Description of the task: Find the lines below that contain the word "JSON" and count them. Only the number should be given.

Available records:
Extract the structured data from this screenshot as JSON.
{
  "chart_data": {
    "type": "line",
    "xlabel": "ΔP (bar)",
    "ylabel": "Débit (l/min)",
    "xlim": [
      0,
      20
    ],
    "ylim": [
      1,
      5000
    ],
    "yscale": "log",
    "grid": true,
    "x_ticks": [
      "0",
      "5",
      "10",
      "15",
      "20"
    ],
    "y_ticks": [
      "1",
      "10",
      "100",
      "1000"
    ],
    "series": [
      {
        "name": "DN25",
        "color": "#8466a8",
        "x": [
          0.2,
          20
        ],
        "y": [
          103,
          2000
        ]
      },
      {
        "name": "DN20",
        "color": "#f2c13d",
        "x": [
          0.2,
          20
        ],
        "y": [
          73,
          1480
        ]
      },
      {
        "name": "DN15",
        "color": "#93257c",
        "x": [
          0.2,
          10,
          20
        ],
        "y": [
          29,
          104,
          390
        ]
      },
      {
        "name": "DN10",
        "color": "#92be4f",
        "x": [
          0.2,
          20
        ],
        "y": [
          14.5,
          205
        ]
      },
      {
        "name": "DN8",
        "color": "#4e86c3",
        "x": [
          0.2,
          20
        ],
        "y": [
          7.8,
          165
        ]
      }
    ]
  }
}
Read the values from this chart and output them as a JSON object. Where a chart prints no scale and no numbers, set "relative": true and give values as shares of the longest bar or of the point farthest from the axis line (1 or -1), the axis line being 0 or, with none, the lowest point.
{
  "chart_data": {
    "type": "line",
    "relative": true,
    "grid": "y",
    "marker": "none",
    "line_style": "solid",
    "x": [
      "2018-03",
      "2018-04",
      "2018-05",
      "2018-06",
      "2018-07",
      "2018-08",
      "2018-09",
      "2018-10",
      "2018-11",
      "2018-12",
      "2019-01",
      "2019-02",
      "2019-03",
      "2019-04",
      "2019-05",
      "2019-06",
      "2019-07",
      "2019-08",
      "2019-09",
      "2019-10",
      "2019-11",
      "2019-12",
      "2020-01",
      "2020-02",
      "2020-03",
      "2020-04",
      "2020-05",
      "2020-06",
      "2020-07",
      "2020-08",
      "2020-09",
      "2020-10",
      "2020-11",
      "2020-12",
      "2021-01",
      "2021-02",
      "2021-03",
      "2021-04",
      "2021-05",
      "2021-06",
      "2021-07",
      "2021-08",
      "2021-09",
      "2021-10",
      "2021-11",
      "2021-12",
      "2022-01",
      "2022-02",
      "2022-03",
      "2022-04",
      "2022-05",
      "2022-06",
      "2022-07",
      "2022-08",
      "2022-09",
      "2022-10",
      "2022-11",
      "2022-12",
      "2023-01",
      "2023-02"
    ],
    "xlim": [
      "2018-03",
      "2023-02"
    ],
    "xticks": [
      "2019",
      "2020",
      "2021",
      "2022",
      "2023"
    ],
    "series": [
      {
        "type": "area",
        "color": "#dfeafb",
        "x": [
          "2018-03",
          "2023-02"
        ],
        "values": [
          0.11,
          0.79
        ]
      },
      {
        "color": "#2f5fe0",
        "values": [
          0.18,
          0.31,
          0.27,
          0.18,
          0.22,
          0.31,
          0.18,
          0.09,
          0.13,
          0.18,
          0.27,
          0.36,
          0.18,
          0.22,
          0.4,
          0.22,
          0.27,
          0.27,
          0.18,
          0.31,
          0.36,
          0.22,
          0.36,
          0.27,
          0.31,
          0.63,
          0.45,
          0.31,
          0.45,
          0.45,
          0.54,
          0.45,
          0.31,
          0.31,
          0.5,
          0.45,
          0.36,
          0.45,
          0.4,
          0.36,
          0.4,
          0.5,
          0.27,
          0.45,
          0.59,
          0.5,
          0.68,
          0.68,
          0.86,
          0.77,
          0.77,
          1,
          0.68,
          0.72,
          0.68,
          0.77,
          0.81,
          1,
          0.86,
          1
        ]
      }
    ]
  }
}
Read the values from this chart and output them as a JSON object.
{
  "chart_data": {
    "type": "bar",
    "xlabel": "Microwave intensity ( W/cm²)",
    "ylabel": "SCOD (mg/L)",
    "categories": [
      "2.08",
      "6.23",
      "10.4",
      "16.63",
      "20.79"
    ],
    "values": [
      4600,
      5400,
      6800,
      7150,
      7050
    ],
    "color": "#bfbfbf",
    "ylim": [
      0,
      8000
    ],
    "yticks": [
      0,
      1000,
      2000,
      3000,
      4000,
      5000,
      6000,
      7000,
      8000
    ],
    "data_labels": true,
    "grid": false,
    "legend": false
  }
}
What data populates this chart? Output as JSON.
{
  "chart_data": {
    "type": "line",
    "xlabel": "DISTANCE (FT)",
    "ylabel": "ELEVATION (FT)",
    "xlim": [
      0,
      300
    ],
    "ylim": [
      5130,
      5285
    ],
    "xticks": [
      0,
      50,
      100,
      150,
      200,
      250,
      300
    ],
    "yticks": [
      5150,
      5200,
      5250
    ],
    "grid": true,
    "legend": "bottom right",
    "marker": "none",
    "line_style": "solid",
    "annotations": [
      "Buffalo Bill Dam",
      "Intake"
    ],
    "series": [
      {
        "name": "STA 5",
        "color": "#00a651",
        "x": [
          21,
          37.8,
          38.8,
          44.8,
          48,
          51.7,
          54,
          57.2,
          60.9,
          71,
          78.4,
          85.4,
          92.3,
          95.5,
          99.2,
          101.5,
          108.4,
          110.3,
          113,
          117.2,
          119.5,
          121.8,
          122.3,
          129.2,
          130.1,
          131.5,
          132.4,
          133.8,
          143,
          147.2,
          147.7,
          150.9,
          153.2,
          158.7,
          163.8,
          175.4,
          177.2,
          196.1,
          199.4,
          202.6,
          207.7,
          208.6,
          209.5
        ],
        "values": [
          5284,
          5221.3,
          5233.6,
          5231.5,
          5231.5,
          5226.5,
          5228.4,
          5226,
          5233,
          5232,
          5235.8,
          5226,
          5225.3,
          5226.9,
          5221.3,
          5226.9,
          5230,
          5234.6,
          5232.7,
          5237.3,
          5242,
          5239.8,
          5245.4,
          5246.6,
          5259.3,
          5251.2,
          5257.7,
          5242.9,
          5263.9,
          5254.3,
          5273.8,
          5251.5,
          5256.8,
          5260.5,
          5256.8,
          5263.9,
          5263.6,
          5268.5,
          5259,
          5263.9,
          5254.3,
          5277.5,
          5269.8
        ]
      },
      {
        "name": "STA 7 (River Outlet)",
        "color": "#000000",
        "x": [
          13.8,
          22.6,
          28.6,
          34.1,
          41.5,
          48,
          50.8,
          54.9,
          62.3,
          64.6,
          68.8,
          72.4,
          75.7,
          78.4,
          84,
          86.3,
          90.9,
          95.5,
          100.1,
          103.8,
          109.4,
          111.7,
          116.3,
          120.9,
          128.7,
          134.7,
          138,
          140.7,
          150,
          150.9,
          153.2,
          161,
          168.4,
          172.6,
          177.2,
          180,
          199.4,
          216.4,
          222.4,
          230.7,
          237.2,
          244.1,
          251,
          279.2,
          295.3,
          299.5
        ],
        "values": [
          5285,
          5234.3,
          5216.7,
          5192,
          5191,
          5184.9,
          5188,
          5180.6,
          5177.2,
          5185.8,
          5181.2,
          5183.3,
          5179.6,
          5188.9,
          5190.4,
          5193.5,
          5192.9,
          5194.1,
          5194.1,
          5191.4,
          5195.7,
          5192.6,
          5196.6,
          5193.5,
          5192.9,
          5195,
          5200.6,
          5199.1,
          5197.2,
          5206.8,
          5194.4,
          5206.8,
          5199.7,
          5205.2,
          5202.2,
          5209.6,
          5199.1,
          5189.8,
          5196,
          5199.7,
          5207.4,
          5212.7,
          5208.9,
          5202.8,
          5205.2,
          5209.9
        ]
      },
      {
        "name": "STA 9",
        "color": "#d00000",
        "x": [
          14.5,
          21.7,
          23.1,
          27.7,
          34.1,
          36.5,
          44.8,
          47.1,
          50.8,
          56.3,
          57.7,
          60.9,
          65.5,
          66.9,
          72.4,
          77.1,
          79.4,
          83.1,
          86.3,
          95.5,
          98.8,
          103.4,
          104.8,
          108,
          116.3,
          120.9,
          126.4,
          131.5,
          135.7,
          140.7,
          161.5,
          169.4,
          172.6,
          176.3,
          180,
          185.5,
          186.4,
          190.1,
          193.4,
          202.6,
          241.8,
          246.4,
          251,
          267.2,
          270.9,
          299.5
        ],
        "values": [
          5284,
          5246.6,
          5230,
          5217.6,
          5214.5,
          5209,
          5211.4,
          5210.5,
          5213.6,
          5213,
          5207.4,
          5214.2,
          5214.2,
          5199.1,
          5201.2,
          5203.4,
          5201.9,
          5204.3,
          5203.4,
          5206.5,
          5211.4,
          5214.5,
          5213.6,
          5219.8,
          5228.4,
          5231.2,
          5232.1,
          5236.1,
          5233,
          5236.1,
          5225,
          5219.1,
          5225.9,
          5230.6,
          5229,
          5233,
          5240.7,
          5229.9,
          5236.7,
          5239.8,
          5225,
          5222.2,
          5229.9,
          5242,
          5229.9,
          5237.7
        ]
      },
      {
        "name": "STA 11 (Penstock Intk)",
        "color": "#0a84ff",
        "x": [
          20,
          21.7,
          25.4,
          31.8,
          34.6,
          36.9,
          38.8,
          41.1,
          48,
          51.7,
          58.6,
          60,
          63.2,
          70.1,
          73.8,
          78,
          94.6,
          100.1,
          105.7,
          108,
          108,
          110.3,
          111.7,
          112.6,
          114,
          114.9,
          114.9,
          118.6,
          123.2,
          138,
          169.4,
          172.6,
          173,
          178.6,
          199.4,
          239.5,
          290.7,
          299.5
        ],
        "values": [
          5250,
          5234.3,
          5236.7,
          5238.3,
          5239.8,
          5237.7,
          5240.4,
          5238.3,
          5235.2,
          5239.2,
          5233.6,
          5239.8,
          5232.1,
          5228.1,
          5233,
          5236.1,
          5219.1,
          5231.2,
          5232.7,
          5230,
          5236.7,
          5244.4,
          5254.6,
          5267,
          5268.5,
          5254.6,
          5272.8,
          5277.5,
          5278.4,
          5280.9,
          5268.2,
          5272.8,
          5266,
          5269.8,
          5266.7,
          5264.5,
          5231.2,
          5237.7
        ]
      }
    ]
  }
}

Response: 4